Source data
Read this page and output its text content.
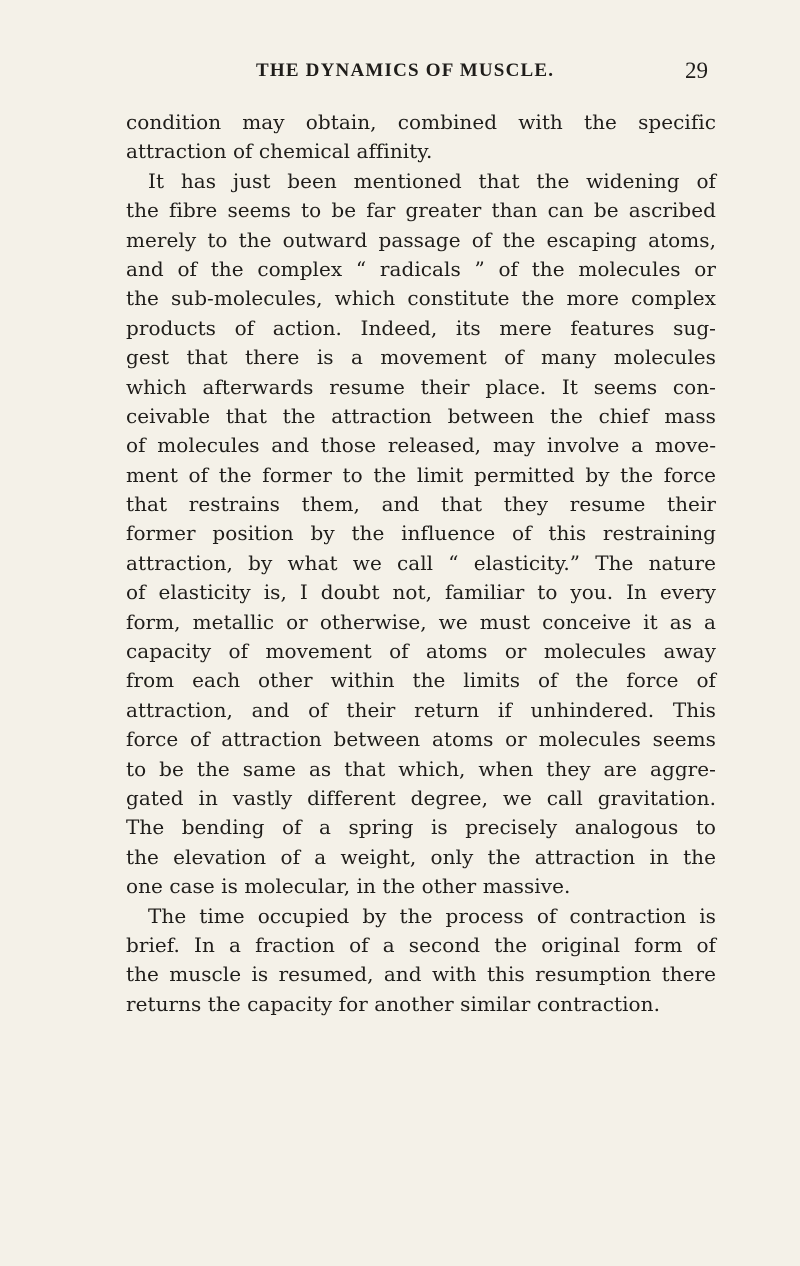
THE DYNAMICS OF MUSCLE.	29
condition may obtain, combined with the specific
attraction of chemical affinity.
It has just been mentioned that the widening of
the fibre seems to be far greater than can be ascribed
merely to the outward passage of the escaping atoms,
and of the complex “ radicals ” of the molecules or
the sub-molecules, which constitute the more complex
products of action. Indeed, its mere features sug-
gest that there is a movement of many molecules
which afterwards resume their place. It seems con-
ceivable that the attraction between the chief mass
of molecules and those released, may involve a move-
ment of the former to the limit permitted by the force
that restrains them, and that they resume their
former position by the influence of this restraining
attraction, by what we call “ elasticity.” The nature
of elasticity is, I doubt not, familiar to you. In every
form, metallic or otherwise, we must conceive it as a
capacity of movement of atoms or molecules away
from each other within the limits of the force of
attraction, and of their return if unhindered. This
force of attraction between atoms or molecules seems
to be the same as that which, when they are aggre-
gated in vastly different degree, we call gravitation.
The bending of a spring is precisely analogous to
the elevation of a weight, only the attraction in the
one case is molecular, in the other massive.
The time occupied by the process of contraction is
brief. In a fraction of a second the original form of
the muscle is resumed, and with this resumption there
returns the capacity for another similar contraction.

Task prompt
Above are records to transcribe exactly; leave their pictures out.

Result for this exercise
Read this page and output its text content.
THE DYNAMICS OF MUSCLE.	29
condition may obtain, combined with the specific
attraction of chemical affinity.
It has just been mentioned that the widening of
the fibre seems to be far greater than can be ascribed
merely to the outward passage of the escaping atoms,
and of the complex “ radicals ” of the molecules or
the sub-molecules, which constitute the more complex
products of action. Indeed, its mere features sug-
gest that there is a movement of many molecules
which afterwards resume their place. It seems con-
ceivable that the attraction between the chief mass
of molecules and those released, may involve a move-
ment of the former to the limit permitted by the force
that restrains them, and that they resume their
former position by the influence of this restraining
attraction, by what we call “ elasticity.” The nature
of elasticity is, I doubt not, familiar to you. In every
form, metallic or otherwise, we must conceive it as a
capacity of movement of atoms or molecules away
from each other within the limits of the force of
attraction, and of their return if unhindered. This
force of attraction between atoms or molecules seems
to be the same as that which, when they are aggre-
gated in vastly different degree, we call gravitation.
The bending of a spring is precisely analogous to
the elevation of a weight, only the attraction in the
one case is molecular, in the other massive.
The time occupied by the process of contraction is
brief. In a fraction of a second the original form of
the muscle is resumed, and with this resumption there
returns the capacity for another similar contraction.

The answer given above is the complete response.